* _YOUR OBJECTIVE_
In the data below, find every line with the string "company" and pull it out.

* _INFORMATION SHOWN_
★ ★ ★ ★ ★ ★ ★
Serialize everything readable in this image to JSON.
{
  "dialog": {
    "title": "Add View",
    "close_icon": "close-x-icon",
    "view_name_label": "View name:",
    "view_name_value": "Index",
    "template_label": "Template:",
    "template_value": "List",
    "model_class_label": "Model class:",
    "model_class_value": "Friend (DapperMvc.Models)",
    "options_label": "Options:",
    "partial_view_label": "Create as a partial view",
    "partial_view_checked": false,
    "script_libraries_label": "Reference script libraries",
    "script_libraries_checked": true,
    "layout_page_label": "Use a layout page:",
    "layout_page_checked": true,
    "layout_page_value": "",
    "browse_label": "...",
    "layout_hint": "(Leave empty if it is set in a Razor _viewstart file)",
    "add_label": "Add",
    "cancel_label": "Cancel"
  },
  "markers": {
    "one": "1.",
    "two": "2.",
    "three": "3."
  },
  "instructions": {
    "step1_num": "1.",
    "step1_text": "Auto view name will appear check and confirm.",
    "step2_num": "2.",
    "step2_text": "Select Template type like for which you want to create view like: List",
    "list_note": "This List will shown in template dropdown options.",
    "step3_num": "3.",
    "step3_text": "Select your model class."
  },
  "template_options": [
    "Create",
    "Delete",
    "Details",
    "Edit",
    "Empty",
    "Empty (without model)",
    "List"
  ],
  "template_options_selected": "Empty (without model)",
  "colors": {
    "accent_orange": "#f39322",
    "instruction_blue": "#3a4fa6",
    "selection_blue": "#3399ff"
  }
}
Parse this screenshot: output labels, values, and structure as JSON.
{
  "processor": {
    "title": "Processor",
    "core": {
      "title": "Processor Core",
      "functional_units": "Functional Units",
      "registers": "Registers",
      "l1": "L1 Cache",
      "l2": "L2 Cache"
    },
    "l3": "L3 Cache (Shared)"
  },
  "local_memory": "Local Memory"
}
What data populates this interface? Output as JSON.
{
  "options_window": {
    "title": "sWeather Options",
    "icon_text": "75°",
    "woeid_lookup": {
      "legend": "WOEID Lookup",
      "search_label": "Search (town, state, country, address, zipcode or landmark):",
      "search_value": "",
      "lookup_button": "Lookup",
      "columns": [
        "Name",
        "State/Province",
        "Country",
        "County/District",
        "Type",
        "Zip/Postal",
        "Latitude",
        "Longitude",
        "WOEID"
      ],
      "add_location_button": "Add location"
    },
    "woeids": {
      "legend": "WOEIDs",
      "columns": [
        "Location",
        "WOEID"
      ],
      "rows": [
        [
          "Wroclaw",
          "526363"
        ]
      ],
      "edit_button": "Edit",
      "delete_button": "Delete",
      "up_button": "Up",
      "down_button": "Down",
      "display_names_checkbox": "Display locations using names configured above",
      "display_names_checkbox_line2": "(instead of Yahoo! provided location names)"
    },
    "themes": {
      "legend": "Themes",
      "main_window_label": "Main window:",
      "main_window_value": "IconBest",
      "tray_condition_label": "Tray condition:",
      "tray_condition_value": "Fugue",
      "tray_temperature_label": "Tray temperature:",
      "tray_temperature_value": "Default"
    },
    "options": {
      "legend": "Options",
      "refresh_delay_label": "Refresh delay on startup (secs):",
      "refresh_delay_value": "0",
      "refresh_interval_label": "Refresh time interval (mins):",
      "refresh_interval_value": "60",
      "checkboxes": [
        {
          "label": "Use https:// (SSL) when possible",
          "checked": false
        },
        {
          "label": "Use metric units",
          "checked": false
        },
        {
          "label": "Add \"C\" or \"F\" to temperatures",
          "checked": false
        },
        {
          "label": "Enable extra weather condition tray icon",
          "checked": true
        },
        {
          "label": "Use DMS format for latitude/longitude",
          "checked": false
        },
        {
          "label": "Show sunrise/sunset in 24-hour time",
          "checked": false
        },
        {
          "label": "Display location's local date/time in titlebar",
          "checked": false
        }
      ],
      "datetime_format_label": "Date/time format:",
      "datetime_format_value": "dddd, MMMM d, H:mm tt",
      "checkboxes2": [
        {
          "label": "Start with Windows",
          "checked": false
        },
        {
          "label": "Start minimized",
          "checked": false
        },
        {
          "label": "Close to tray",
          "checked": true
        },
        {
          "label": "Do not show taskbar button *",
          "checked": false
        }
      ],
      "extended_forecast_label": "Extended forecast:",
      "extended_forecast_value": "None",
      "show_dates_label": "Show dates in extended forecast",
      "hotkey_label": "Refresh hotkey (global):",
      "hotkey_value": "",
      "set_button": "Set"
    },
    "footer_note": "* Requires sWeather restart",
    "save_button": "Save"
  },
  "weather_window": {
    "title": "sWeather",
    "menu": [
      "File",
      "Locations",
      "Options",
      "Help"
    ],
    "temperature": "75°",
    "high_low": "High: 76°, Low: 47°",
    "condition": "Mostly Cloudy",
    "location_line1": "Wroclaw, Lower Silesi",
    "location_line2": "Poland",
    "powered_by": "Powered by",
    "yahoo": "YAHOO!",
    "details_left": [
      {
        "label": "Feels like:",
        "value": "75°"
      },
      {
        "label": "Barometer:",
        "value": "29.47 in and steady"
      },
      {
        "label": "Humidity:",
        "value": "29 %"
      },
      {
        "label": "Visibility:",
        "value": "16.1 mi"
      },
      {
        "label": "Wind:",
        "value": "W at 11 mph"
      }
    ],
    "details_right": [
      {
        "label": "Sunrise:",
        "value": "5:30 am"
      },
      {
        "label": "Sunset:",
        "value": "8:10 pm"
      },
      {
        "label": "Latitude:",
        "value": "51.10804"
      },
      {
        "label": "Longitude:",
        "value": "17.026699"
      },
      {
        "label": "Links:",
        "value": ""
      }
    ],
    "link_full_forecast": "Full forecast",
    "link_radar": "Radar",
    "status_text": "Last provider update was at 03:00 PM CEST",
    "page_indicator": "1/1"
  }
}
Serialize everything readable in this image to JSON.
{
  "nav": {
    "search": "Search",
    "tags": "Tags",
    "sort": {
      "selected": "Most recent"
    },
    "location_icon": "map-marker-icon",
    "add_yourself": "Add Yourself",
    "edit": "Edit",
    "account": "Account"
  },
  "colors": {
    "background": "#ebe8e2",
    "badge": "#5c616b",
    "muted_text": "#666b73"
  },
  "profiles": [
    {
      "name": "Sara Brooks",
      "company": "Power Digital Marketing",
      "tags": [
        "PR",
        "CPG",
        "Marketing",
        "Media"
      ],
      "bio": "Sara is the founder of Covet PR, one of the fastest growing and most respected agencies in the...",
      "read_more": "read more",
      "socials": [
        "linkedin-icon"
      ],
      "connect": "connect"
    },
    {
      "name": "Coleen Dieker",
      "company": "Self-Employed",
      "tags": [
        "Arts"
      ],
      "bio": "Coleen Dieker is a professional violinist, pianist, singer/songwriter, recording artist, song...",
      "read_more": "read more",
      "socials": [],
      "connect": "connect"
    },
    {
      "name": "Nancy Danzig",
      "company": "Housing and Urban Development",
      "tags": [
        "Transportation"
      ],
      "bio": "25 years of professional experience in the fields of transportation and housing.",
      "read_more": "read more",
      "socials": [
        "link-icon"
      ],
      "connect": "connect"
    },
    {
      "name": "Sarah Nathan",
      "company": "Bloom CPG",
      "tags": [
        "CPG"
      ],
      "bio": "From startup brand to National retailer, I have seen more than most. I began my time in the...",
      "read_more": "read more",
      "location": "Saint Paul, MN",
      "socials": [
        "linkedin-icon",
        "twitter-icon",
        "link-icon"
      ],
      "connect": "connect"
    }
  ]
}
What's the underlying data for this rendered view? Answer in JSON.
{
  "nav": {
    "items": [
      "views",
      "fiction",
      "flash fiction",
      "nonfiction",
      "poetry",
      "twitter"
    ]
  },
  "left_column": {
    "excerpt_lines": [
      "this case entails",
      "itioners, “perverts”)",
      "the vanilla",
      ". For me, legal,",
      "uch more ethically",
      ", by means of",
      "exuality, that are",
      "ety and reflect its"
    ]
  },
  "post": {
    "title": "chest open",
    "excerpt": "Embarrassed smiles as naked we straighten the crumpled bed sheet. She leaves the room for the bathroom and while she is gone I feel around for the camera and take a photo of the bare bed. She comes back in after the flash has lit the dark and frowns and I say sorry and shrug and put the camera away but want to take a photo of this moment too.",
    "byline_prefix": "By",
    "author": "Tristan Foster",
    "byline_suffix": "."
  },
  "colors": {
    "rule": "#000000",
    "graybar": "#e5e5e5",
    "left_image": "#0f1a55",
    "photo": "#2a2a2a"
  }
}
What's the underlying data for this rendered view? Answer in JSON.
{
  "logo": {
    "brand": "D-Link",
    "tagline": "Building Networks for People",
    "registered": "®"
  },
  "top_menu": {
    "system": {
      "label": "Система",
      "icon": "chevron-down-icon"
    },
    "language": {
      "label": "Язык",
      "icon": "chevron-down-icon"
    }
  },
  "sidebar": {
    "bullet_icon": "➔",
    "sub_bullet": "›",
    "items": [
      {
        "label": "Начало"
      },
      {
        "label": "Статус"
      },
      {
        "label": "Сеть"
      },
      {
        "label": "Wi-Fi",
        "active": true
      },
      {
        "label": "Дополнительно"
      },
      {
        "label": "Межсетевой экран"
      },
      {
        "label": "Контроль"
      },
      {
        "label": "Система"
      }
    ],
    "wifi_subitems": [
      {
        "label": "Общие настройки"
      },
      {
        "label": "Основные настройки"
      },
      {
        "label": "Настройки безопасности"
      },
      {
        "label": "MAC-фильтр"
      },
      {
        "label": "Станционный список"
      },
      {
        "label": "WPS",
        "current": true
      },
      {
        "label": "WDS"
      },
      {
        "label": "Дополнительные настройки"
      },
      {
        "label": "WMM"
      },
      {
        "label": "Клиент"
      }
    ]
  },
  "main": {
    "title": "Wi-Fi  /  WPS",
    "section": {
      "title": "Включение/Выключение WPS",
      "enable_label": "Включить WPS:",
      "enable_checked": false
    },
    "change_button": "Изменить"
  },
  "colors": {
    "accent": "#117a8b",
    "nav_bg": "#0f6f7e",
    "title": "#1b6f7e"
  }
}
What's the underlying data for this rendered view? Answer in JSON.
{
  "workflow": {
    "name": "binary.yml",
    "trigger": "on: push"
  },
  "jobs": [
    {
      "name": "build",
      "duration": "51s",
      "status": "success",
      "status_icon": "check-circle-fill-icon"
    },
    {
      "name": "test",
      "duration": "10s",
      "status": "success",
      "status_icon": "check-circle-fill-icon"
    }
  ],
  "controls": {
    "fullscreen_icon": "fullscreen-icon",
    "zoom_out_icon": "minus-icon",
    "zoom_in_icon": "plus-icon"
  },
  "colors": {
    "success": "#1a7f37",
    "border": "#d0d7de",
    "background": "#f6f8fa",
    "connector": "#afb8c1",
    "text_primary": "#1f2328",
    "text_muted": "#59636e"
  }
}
★ ★ ★ ★ ★ ★ ★
* _FULL OUTPUT_
      "company": "Power Digital Marketing",
      "company": "Self-Employed",
      "company": "Housing and Urban Development",
      "company": "Bloom CPG",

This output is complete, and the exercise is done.